*** Stored rows

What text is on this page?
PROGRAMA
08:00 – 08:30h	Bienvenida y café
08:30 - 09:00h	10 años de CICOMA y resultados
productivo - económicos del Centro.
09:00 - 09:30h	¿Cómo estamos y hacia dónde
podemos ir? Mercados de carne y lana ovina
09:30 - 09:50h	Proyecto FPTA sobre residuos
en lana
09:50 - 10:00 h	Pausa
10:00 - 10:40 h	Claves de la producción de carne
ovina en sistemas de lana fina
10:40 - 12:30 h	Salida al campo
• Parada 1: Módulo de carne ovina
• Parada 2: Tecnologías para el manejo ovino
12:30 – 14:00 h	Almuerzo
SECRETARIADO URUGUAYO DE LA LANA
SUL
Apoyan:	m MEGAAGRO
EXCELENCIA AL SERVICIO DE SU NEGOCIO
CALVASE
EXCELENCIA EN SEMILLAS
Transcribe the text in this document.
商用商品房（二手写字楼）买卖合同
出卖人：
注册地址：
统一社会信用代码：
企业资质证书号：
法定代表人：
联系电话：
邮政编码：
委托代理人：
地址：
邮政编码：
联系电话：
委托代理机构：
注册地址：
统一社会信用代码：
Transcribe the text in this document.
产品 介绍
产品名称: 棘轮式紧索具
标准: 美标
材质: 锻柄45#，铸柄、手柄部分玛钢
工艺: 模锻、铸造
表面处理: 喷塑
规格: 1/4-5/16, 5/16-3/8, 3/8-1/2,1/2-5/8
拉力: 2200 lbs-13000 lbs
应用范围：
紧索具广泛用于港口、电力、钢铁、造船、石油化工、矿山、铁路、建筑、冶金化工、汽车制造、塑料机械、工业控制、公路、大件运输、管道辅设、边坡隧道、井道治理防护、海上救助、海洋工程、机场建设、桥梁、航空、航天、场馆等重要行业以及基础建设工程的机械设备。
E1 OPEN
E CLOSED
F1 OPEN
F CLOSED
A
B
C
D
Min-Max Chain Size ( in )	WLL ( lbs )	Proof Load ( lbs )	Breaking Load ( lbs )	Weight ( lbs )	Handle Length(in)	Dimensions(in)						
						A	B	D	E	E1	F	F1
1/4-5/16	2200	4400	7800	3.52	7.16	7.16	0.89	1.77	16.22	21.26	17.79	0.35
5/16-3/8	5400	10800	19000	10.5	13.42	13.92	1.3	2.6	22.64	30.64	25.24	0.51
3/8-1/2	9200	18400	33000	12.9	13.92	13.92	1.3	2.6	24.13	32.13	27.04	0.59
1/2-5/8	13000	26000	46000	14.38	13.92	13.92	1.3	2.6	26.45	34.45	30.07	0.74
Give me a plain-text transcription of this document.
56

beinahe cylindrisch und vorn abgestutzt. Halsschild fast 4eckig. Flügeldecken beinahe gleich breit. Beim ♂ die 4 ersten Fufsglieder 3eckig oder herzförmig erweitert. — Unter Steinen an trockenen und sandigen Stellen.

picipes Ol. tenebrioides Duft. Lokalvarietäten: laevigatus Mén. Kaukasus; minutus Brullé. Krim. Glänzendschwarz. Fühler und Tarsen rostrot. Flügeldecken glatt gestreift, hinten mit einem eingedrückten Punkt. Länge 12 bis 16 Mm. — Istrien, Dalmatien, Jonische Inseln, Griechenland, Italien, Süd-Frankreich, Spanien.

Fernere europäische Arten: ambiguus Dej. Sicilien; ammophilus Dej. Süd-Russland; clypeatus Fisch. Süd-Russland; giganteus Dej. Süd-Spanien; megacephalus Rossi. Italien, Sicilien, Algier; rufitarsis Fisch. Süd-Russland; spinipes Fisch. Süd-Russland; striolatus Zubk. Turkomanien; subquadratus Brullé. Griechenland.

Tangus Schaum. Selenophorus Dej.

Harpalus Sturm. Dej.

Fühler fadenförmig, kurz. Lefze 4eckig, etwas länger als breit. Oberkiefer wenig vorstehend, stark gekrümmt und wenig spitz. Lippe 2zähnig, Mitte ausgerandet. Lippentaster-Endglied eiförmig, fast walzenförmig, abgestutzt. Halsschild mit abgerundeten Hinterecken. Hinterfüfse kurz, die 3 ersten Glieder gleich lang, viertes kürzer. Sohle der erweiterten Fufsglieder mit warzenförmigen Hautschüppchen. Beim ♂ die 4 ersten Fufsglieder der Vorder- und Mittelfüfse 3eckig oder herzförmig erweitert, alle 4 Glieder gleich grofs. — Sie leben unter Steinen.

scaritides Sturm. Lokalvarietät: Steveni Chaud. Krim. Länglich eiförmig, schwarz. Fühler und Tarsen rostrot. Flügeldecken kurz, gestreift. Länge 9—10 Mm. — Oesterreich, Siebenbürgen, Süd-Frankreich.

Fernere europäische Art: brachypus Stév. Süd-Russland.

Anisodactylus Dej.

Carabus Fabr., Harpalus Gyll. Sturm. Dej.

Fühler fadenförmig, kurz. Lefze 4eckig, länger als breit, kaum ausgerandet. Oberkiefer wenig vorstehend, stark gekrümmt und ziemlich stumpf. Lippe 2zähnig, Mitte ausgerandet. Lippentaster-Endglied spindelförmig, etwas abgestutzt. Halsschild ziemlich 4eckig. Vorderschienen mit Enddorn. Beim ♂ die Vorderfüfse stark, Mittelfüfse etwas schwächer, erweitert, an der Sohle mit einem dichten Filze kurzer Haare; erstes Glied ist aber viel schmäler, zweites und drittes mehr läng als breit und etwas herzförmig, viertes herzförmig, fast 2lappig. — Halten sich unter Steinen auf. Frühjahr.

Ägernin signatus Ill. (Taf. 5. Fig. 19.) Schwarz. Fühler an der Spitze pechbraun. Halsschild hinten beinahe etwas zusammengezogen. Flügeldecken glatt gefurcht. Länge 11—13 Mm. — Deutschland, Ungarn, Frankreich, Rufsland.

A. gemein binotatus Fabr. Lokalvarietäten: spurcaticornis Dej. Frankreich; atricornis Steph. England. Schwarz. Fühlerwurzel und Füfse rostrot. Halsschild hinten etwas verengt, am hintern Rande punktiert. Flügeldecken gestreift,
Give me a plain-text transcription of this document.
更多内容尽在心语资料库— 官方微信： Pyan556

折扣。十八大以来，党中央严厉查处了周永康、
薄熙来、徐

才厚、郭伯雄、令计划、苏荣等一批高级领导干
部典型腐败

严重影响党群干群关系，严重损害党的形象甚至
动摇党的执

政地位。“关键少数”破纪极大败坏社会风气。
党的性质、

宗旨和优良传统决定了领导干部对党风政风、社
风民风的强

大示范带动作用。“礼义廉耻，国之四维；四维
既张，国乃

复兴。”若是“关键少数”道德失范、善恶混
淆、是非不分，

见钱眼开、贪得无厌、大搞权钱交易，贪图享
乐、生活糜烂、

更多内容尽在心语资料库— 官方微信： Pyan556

******

Instructions for the task ▸ Your task is to transcribe the listing above in full, exactly as given.

Result ▸
What text is on this page?
PROGRAMA
08:00 – 08:30h	Bienvenida y café
08:30 - 09:00h	10 años de CICOMA y resultados
productivo - económicos del Centro.
09:00 - 09:30h	¿Cómo estamos y hacia dónde
podemos ir? Mercados de carne y lana ovina
09:30 - 09:50h	Proyecto FPTA sobre residuos
en lana
09:50 - 10:00 h	Pausa
10:00 - 10:40 h	Claves de la producción de carne
ovina en sistemas de lana fina
10:40 - 12:30 h	Salida al campo
• Parada 1: Módulo de carne ovina
• Parada 2: Tecnologías para el manejo ovino
12:30 – 14:00 h	Almuerzo
SECRETARIADO URUGUAYO DE LA LANA
SUL
Apoyan:	m MEGAAGRO
EXCELENCIA AL SERVICIO DE SU NEGOCIO
CALVASE
EXCELENCIA EN SEMILLAS
Transcribe the text in this document.
商用商品房（二手写字楼）买卖合同
出卖人：
注册地址：
统一社会信用代码：
企业资质证书号：
法定代表人：
联系电话：
邮政编码：
委托代理人：
地址：
邮政编码：
联系电话：
委托代理机构：
注册地址：
统一社会信用代码：
Transcribe the text in this document.
产品 介绍
产品名称: 棘轮式紧索具
标准: 美标
材质: 锻柄45#，铸柄、手柄部分玛钢
工艺: 模锻、铸造
表面处理: 喷塑
规格: 1/4-5/16, 5/16-3/8, 3/8-1/2,1/2-5/8
拉力: 2200 lbs-13000 lbs
应用范围：
紧索具广泛用于港口、电力、钢铁、造船、石油化工、矿山、铁路、建筑、冶金化工、汽车制造、塑料机械、工业控制、公路、大件运输、管道辅设、边坡隧道、井道治理防护、海上救助、海洋工程、机场建设、桥梁、航空、航天、场馆等重要行业以及基础建设工程的机械设备。
E1 OPEN
E CLOSED
F1 OPEN
F CLOSED
A
B
C
D
Min-Max Chain Size ( in )	WLL ( lbs )	Proof Load ( lbs )	Breaking Load ( lbs )	Weight ( lbs )	Handle Length(in)	Dimensions(in)						
						A	B	D	E	E1	F	F1
1/4-5/16	2200	4400	7800	3.52	7.16	7.16	0.89	1.77	16.22	21.26	17.79	0.35
5/16-3/8	5400	10800	19000	10.5	13.42	13.92	1.3	2.6	22.64	30.64	25.24	0.51
3/8-1/2	9200	18400	33000	12.9	13.92	13.92	1.3	2.6	24.13	32.13	27.04	0.59
1/2-5/8	13000	26000	46000	14.38	13.92	13.92	1.3	2.6	26.45	34.45	30.07	0.74
Give me a plain-text transcription of this document.
56

beinahe cylindrisch und vorn abgestutzt. Halsschild fast 4eckig. Flügeldecken beinahe gleich breit. Beim ♂ die 4 ersten Fufsglieder 3eckig oder herzförmig erweitert. — Unter Steinen an trockenen und sandigen Stellen.

picipes Ol. tenebrioides Duft. Lokalvarietäten: laevigatus Mén. Kaukasus; minutus Brullé. Krim. Glänzendschwarz. Fühler und Tarsen rostrot. Flügeldecken glatt gestreift, hinten mit einem eingedrückten Punkt. Länge 12 bis 16 Mm. — Istrien, Dalmatien, Jonische Inseln, Griechenland, Italien, Süd-Frankreich, Spanien.

Fernere europäische Arten: ambiguus Dej. Sicilien; ammophilus Dej. Süd-Russland; clypeatus Fisch. Süd-Russland; giganteus Dej. Süd-Spanien; megacephalus Rossi. Italien, Sicilien, Algier; rufitarsis Fisch. Süd-Russland; spinipes Fisch. Süd-Russland; striolatus Zubk. Turkomanien; subquadratus Brullé. Griechenland.

Tangus Schaum. Selenophorus Dej.

Harpalus Sturm. Dej.

Fühler fadenförmig, kurz. Lefze 4eckig, etwas länger als breit. Oberkiefer wenig vorstehend, stark gekrümmt und wenig spitz. Lippe 2zähnig, Mitte ausgerandet. Lippentaster-Endglied eiförmig, fast walzenförmig, abgestutzt. Halsschild mit abgerundeten Hinterecken. Hinterfüfse kurz, die 3 ersten Glieder gleich lang, viertes kürzer. Sohle der erweiterten Fufsglieder mit warzenförmigen Hautschüppchen. Beim ♂ die 4 ersten Fufsglieder der Vorder- und Mittelfüfse 3eckig oder herzförmig erweitert, alle 4 Glieder gleich grofs. — Sie leben unter Steinen.

scaritides Sturm. Lokalvarietät: Steveni Chaud. Krim. Länglich eiförmig, schwarz. Fühler und Tarsen rostrot. Flügeldecken kurz, gestreift. Länge 9—10 Mm. — Oesterreich, Siebenbürgen, Süd-Frankreich.

Fernere europäische Art: brachypus Stév. Süd-Russland.

Anisodactylus Dej.

Carabus Fabr., Harpalus Gyll. Sturm. Dej.

Fühler fadenförmig, kurz. Lefze 4eckig, länger als breit, kaum ausgerandet. Oberkiefer wenig vorstehend, stark gekrümmt und ziemlich stumpf. Lippe 2zähnig, Mitte ausgerandet. Lippentaster-Endglied spindelförmig, etwas abgestutzt. Halsschild ziemlich 4eckig. Vorderschienen mit Enddorn. Beim ♂ die Vorderfüfse stark, Mittelfüfse etwas schwächer, erweitert, an der Sohle mit einem dichten Filze kurzer Haare; erstes Glied ist aber viel schmäler, zweites und drittes mehr läng als breit und etwas herzförmig, viertes herzförmig, fast 2lappig. — Halten sich unter Steinen auf. Frühjahr.

Ägernin signatus Ill. (Taf. 5. Fig. 19.) Schwarz. Fühler an der Spitze pechbraun. Halsschild hinten beinahe etwas zusammengezogen. Flügeldecken glatt gefurcht. Länge 11—13 Mm. — Deutschland, Ungarn, Frankreich, Rufsland.

A. gemein binotatus Fabr. Lokalvarietäten: spurcaticornis Dej. Frankreich; atricornis Steph. England. Schwarz. Fühlerwurzel und Füfse rostrot. Halsschild hinten etwas verengt, am hintern Rande punktiert. Flügeldecken gestreift,
Give me a plain-text transcription of this document.
更多内容尽在心语资料库— 官方微信： Pyan556

折扣。十八大以来，党中央严厉查处了周永康、
薄熙来、徐

才厚、郭伯雄、令计划、苏荣等一批高级领导干
部典型腐败

严重影响党群干群关系，严重损害党的形象甚至
动摇党的执

政地位。“关键少数”破纪极大败坏社会风气。
党的性质、

宗旨和优良传统决定了领导干部对党风政风、社
风民风的强

大示范带动作用。“礼义廉耻，国之四维；四维
既张，国乃

复兴。”若是“关键少数”道德失范、善恶混
淆、是非不分，

见钱眼开、贪得无厌、大搞权钱交易，贪图享
乐、生活糜烂、

更多内容尽在心语资料库— 官方微信： Pyan556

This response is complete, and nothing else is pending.